§ **Set problem**
Copy out every line of the records where the string "JSON" occurs.

§ **Supplied data**
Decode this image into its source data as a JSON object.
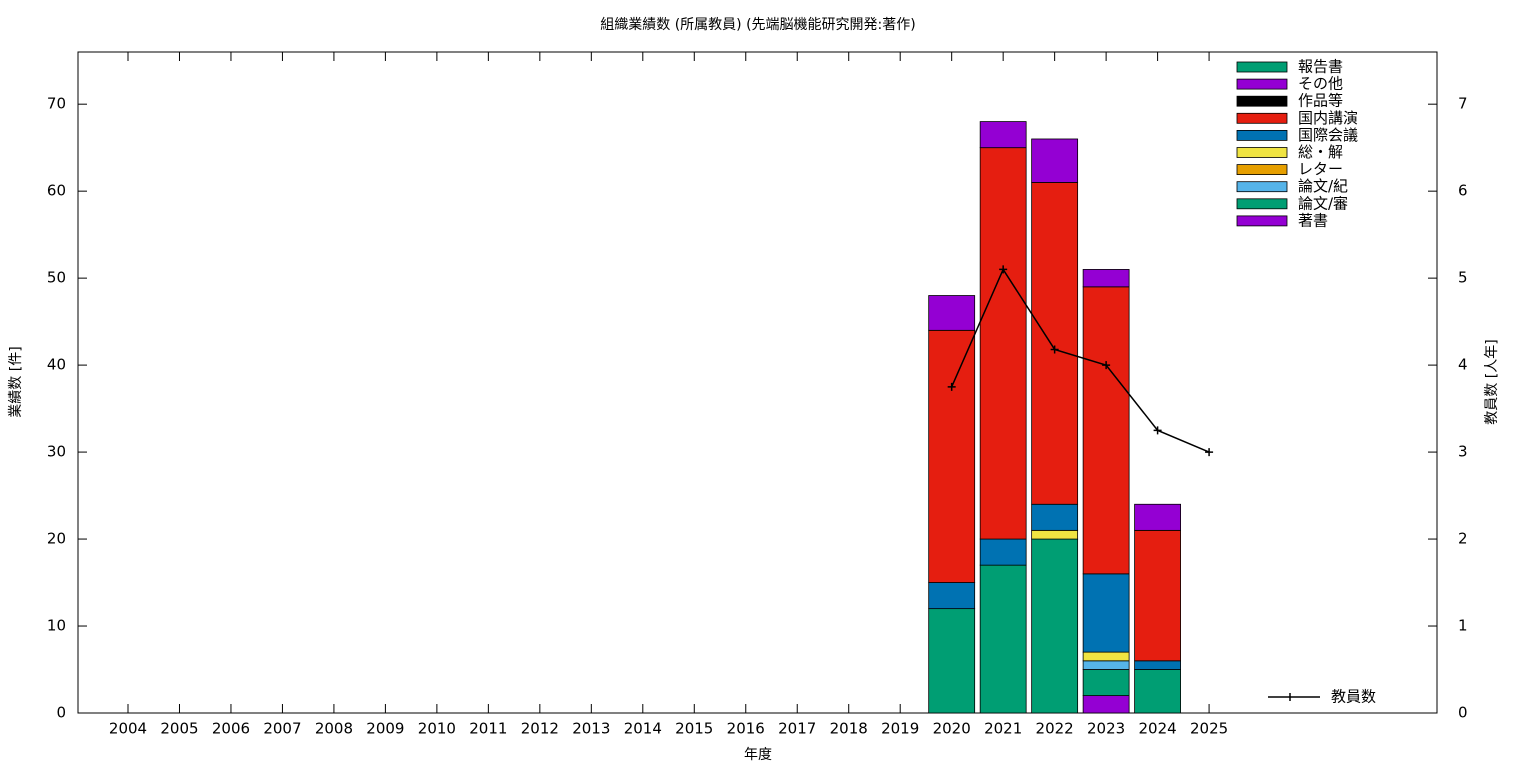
{
  "chart_data": {
    "type": "bar",
    "title": "組織業績数 (所属教員) (先端脳機能研究開発:著作)",
    "x_label": "年度",
    "y_label": "業績数 [件]",
    "y2_label": "教員数 [人年]",
    "stacked": true,
    "categories": [
      "2004",
      "2005",
      "2006",
      "2007",
      "2008",
      "2009",
      "2010",
      "2011",
      "2012",
      "2013",
      "2014",
      "2015",
      "2016",
      "2017",
      "2018",
      "2019",
      "2020",
      "2021",
      "2022",
      "2023",
      "2024",
      "2025"
    ],
    "ylim": [
      0,
      76
    ],
    "yticks": [
      0,
      10,
      20,
      30,
      40,
      50,
      60,
      70
    ],
    "y2lim": [
      0,
      7.6
    ],
    "y2ticks": [
      0,
      1,
      2,
      3,
      4,
      5,
      6,
      7
    ],
    "legend": "upper right",
    "series": [
      {
        "name": "著書",
        "color": "#9400d3",
        "values": [
          0,
          0,
          0,
          0,
          0,
          0,
          0,
          0,
          0,
          0,
          0,
          0,
          0,
          0,
          0,
          0,
          0,
          0,
          0,
          2,
          0,
          0
        ]
      },
      {
        "name": "論文/審",
        "color": "#009e73",
        "values": [
          0,
          0,
          0,
          0,
          0,
          0,
          0,
          0,
          0,
          0,
          0,
          0,
          0,
          0,
          0,
          0,
          12,
          17,
          20,
          3,
          5,
          0
        ]
      },
      {
        "name": "論文/紀",
        "color": "#56b4e9",
        "values": [
          0,
          0,
          0,
          0,
          0,
          0,
          0,
          0,
          0,
          0,
          0,
          0,
          0,
          0,
          0,
          0,
          0,
          0,
          0,
          1,
          0,
          0
        ]
      },
      {
        "name": "レター",
        "color": "#e69f00",
        "values": [
          0,
          0,
          0,
          0,
          0,
          0,
          0,
          0,
          0,
          0,
          0,
          0,
          0,
          0,
          0,
          0,
          0,
          0,
          0,
          0,
          0,
          0
        ]
      },
      {
        "name": "総・解",
        "color": "#f0e442",
        "values": [
          0,
          0,
          0,
          0,
          0,
          0,
          0,
          0,
          0,
          0,
          0,
          0,
          0,
          0,
          0,
          0,
          0,
          0,
          1,
          1,
          0,
          0
        ]
      },
      {
        "name": "国際会議",
        "color": "#0072b2",
        "values": [
          0,
          0,
          0,
          0,
          0,
          0,
          0,
          0,
          0,
          0,
          0,
          0,
          0,
          0,
          0,
          0,
          3,
          3,
          3,
          9,
          1,
          0
        ]
      },
      {
        "name": "国内講演",
        "color": "#e51e10",
        "values": [
          0,
          0,
          0,
          0,
          0,
          0,
          0,
          0,
          0,
          0,
          0,
          0,
          0,
          0,
          0,
          0,
          29,
          45,
          37,
          33,
          15,
          0
        ]
      },
      {
        "name": "作品等",
        "color": "#000000",
        "values": [
          0,
          0,
          0,
          0,
          0,
          0,
          0,
          0,
          0,
          0,
          0,
          0,
          0,
          0,
          0,
          0,
          0,
          0,
          0,
          0,
          0,
          0
        ]
      },
      {
        "name": "その他",
        "color": "#9400d3",
        "values": [
          0,
          0,
          0,
          0,
          0,
          0,
          0,
          0,
          0,
          0,
          0,
          0,
          0,
          0,
          0,
          0,
          4,
          3,
          5,
          2,
          3,
          0
        ]
      },
      {
        "name": "報告書",
        "color": "#009e73",
        "values": [
          0,
          0,
          0,
          0,
          0,
          0,
          0,
          0,
          0,
          0,
          0,
          0,
          0,
          0,
          0,
          0,
          0,
          0,
          0,
          0,
          0,
          0
        ]
      },
      {
        "name": "教員数",
        "type": "line",
        "axis": "y2",
        "color": "#000000",
        "values": [
          null,
          null,
          null,
          null,
          null,
          null,
          null,
          null,
          null,
          null,
          null,
          null,
          null,
          null,
          null,
          null,
          3.75,
          5.1,
          4.18,
          4.0,
          3.25,
          3.0
        ]
      }
    ]
  }
}
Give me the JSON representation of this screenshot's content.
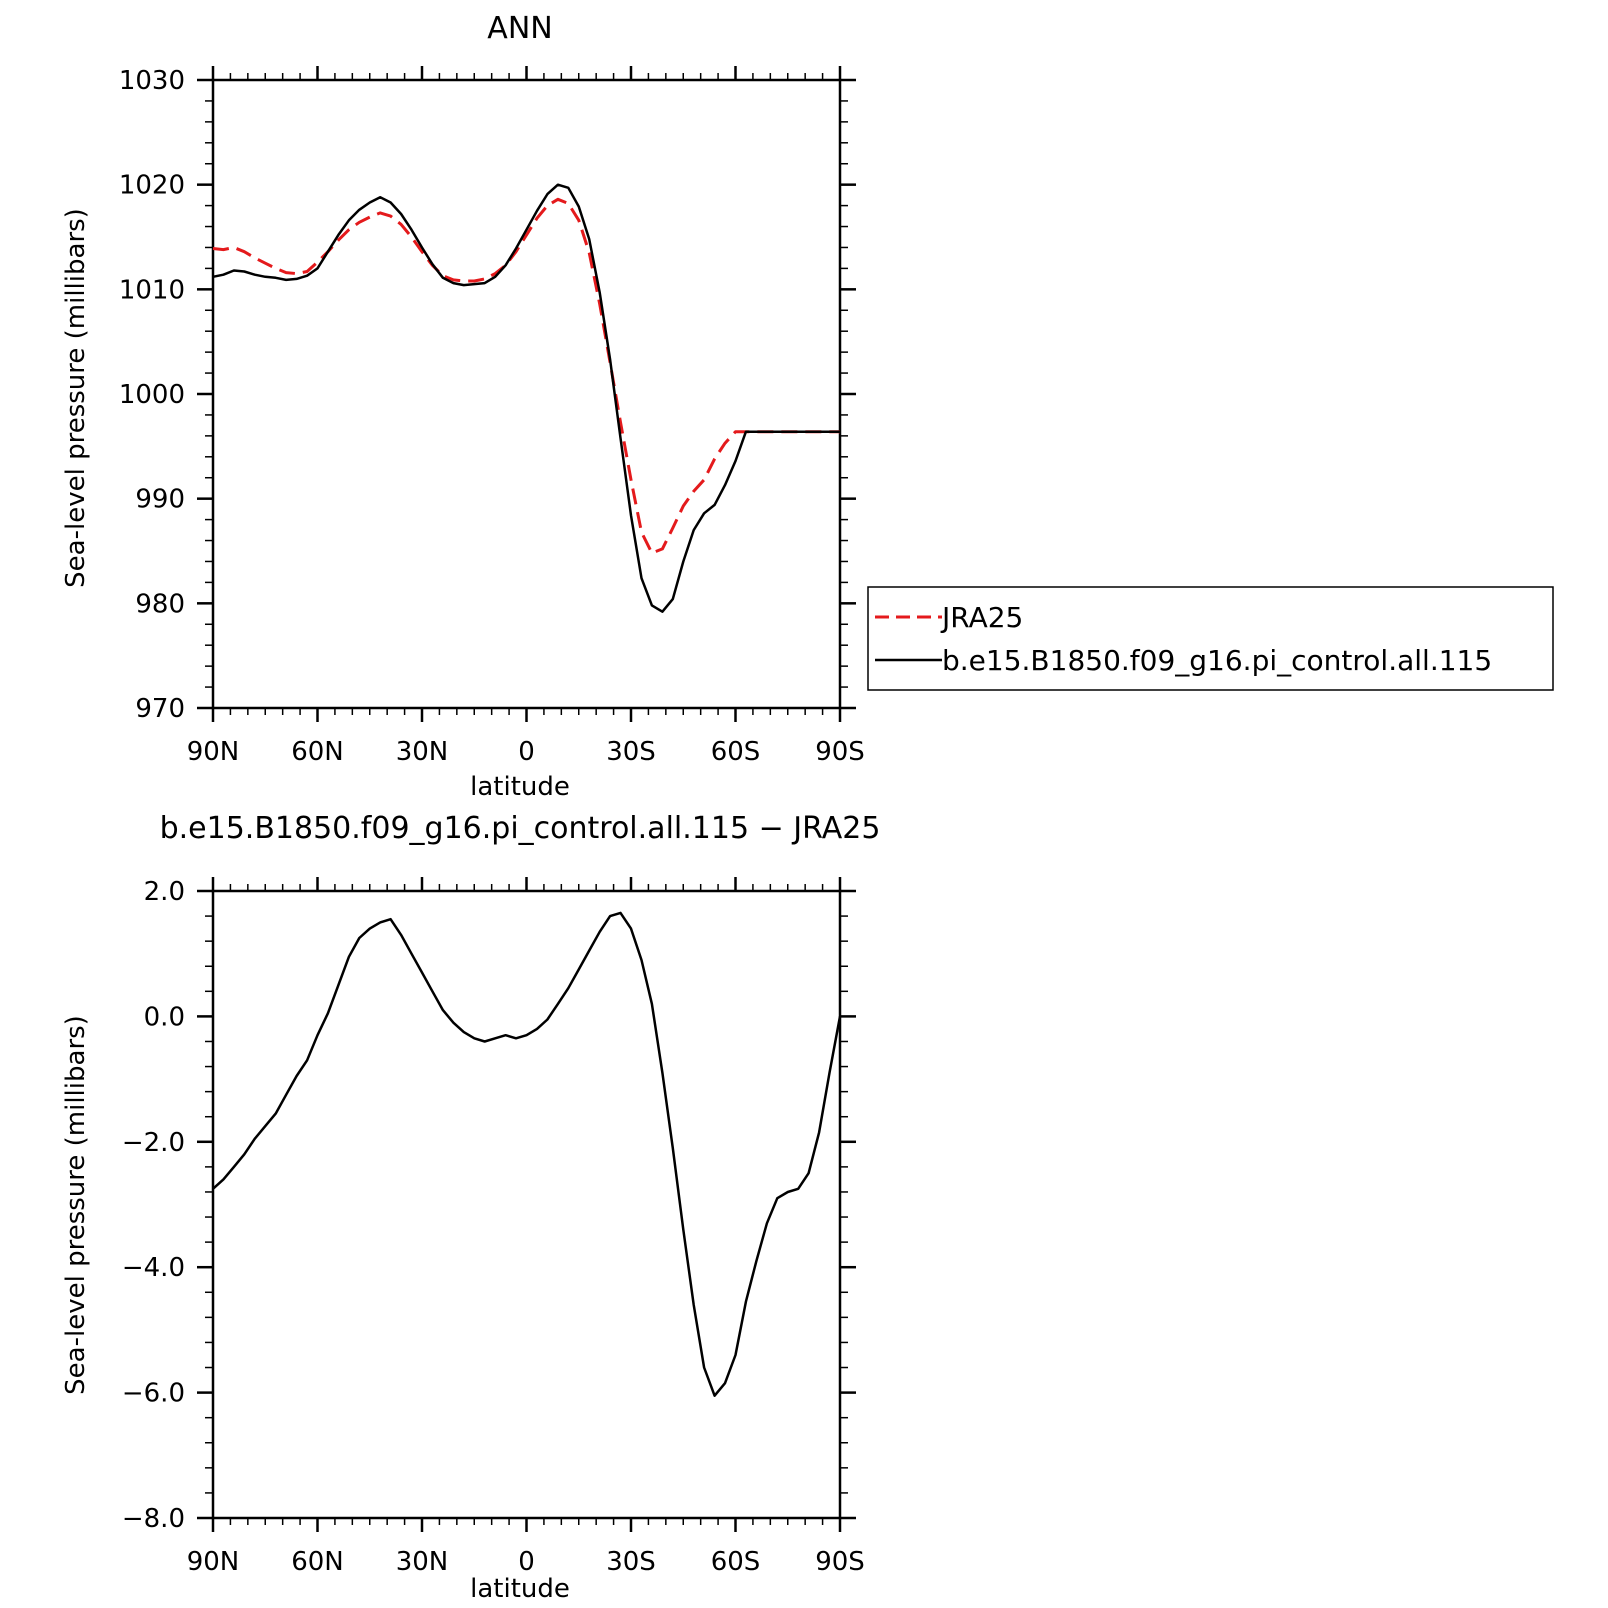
{
  "chart_data": [
    {
      "type": "line",
      "title": "ANN",
      "xlabel": "latitude",
      "ylabel": "Sea-level pressure (millibars)",
      "xlim": [
        90,
        -90
      ],
      "ylim": [
        970,
        1030
      ],
      "x_ticks": [
        "90N",
        "60N",
        "30N",
        "0",
        "30S",
        "60S",
        "90S"
      ],
      "y_ticks": [
        "970",
        "980",
        "990",
        "1000",
        "1010",
        "1020",
        "1030"
      ],
      "legend_position": "right",
      "series": [
        {
          "name": "JRA25",
          "color": "#e41a1c",
          "dash": "dashed",
          "x": [
            90,
            87,
            84,
            81,
            78,
            75,
            72,
            69,
            66,
            63,
            60,
            57,
            54,
            51,
            48,
            45,
            42,
            39,
            36,
            33,
            30,
            27,
            24,
            21,
            18,
            15,
            12,
            9,
            6,
            3,
            0,
            -3,
            -6,
            -9,
            -12,
            -15,
            -18,
            -21,
            -24,
            -27,
            -30,
            -33,
            -36,
            -39,
            -42,
            -45,
            -48,
            -51,
            -54,
            -57,
            -60,
            -63,
            -66,
            -69,
            -72,
            -75,
            -78,
            -81,
            -84,
            -87,
            -90
          ],
          "y": [
            1013.9,
            1013.8,
            1014.0,
            1013.6,
            1013.0,
            1012.5,
            1012.0,
            1011.6,
            1011.5,
            1011.7,
            1012.6,
            1013.6,
            1014.7,
            1015.7,
            1016.4,
            1016.9,
            1017.3,
            1017.0,
            1016.2,
            1015.0,
            1013.6,
            1012.3,
            1011.3,
            1010.9,
            1010.8,
            1010.8,
            1011.0,
            1011.5,
            1012.3,
            1013.6,
            1015.2,
            1016.8,
            1018.0,
            1018.6,
            1018.2,
            1016.6,
            1013.5,
            1008.6,
            1003.0,
            997.3,
            991.8,
            986.8,
            984.8,
            985.2,
            987.2,
            989.3,
            990.7,
            991.8,
            993.8,
            995.3,
            996.4,
            996.4,
            996.4,
            996.4,
            996.4,
            996.4,
            996.4,
            996.4,
            996.4,
            996.4,
            996.4
          ]
        },
        {
          "name": "b.e15.B1850.f09_g16.pi_control.all.115",
          "color": "#000000",
          "dash": "solid",
          "x": [
            90,
            87,
            84,
            81,
            78,
            75,
            72,
            69,
            66,
            63,
            60,
            57,
            54,
            51,
            48,
            45,
            42,
            39,
            36,
            33,
            30,
            27,
            24,
            21,
            18,
            15,
            12,
            9,
            6,
            3,
            0,
            -3,
            -6,
            -9,
            -12,
            -15,
            -18,
            -21,
            -24,
            -27,
            -30,
            -33,
            -36,
            -39,
            -42,
            -45,
            -48,
            -51,
            -54,
            -57,
            -60,
            -63,
            -66,
            -69,
            -72,
            -75,
            -78,
            -81,
            -84,
            -87,
            -90
          ],
          "y": [
            1011.2,
            1011.4,
            1011.8,
            1011.7,
            1011.4,
            1011.2,
            1011.1,
            1010.9,
            1011.0,
            1011.3,
            1012.0,
            1013.6,
            1015.2,
            1016.6,
            1017.6,
            1018.3,
            1018.8,
            1018.3,
            1017.2,
            1015.7,
            1014.0,
            1012.4,
            1011.1,
            1010.6,
            1010.4,
            1010.5,
            1010.6,
            1011.2,
            1012.3,
            1013.9,
            1015.7,
            1017.5,
            1019.1,
            1020.0,
            1019.7,
            1017.9,
            1014.8,
            1009.7,
            1003.3,
            995.8,
            988.4,
            982.4,
            979.8,
            979.2,
            980.4,
            984.0,
            987.0,
            988.6,
            989.4,
            991.3,
            993.6,
            996.4,
            996.4,
            996.4,
            996.4,
            996.4,
            996.4,
            996.4,
            996.4,
            996.4,
            996.4
          ]
        }
      ]
    },
    {
      "type": "line",
      "title": "b.e15.B1850.f09_g16.pi_control.all.115 − JRA25",
      "xlabel": "latitude",
      "ylabel": "Sea-level pressure (millibars)",
      "xlim": [
        90,
        -90
      ],
      "ylim": [
        -8.0,
        2.0
      ],
      "x_ticks": [
        "90N",
        "60N",
        "30N",
        "0",
        "30S",
        "60S",
        "90S"
      ],
      "y_ticks": [
        "−8.0",
        "−6.0",
        "−4.0",
        "−2.0",
        "0.0",
        "2.0"
      ],
      "series": [
        {
          "color": "#000000",
          "dash": "solid",
          "x": [
            90,
            87,
            84,
            81,
            78,
            75,
            72,
            69,
            66,
            63,
            60,
            57,
            54,
            51,
            48,
            45,
            42,
            39,
            36,
            33,
            30,
            27,
            24,
            21,
            18,
            15,
            12,
            9,
            6,
            3,
            0,
            -3,
            -6,
            -9,
            -12,
            -15,
            -18,
            -21,
            -24,
            -27,
            -30,
            -33,
            -36,
            -39,
            -42,
            -45,
            -48,
            -51,
            -54,
            -57,
            -60,
            -63,
            -66,
            -69,
            -72,
            -75,
            -78,
            -81,
            -84,
            -87,
            -90
          ],
          "y": [
            -2.75,
            -2.6,
            -2.4,
            -2.2,
            -1.95,
            -1.75,
            -1.55,
            -1.25,
            -0.95,
            -0.7,
            -0.3,
            0.05,
            0.5,
            0.95,
            1.25,
            1.4,
            1.5,
            1.55,
            1.3,
            1.0,
            0.7,
            0.4,
            0.1,
            -0.1,
            -0.25,
            -0.35,
            -0.4,
            -0.35,
            -0.3,
            -0.35,
            -0.3,
            -0.2,
            -0.05,
            0.2,
            0.45,
            0.75,
            1.05,
            1.35,
            1.6,
            1.65,
            1.4,
            0.9,
            0.2,
            -0.9,
            -2.1,
            -3.4,
            -4.6,
            -5.6,
            -6.05,
            -5.85,
            -5.4,
            -4.55,
            -3.9,
            -3.3,
            -2.9,
            -2.8,
            -2.75,
            -2.5,
            -1.85,
            -0.9,
            0.0
          ]
        }
      ]
    }
  ]
}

§ **Answer for this exercise**
Decode this image into its source data as a JSON object.
Give me the JSON representation of this screenshot's content.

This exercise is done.